* SET TASK *
Check each line of the records for "undergraduate"; collect those that have it.

* PROVIDED DATA *
===
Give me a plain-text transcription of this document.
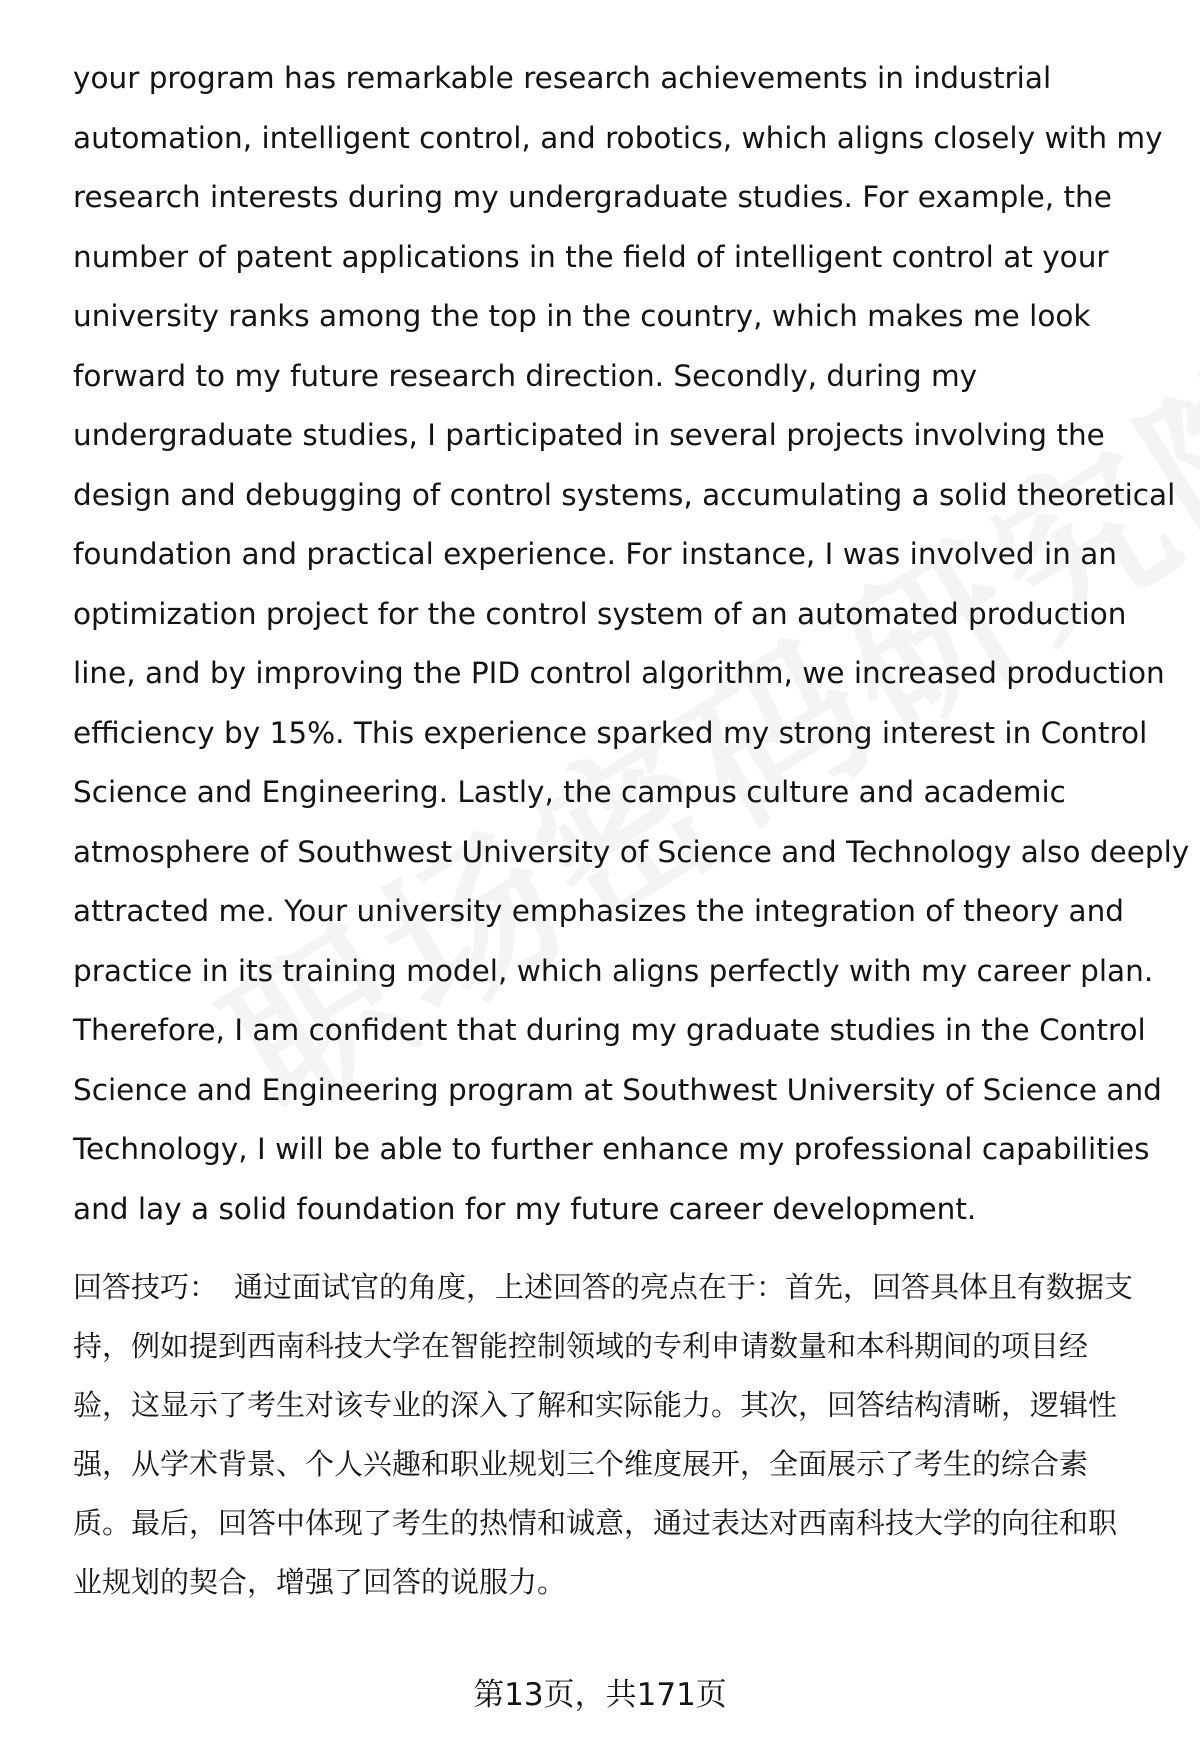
your program has remarkable research achievements in industrial
automation, intelligent control, and robotics, which aligns closely with my
research interests during my undergraduate studies. For example, the
number of patent applications in the field of intelligent control at your
university ranks among the top in the country, which makes me look
forward to my future research direction. Secondly, during my
undergraduate studies, I participated in several projects involving the
design and debugging of control systems, accumulating a solid theoretical
foundation and practical experience. For instance, I was involved in an
optimization project for the control system of an automated production
line, and by improving the PID control algorithm, we increased production
efficiency by 15%. This experience sparked my strong interest in Control
Science and Engineering. Lastly, the campus culture and academic
atmosphere of Southwest University of Science and Technology also deeply
attracted me. Your university emphasizes the integration of theory and
practice in its training model, which aligns perfectly with my career plan.
Therefore, I am confident that during my graduate studies in the Control
Science and Engineering program at Southwest University of Science and
Technology, I will be able to further enhance my professional capabilities
and lay a solid foundation for my future career development.
回答技巧： 通过面试官的角度，上述回答的亮点在于：首先，回答具体且有数据支
持，例如提到西南科技大学在智能控制领域的专利申请数量和本科期间的项目经
验，这显示了考生对该专业的深入了解和实际能力。其次，回答结构清晰，逻辑性
强，从学术背景、个人兴趣和职业规划三个维度展开，全面展示了考生的综合素
质。最后，回答中体现了考生的热情和诚意，通过表达对西南科技大学的向往和职
业规划的契合，增强了回答的说服力。
第13页，共171页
===
* SOLUTION FOR THIS TASK *
research interests during my undergraduate studies. For example, the
undergraduate studies, I participated in several projects involving the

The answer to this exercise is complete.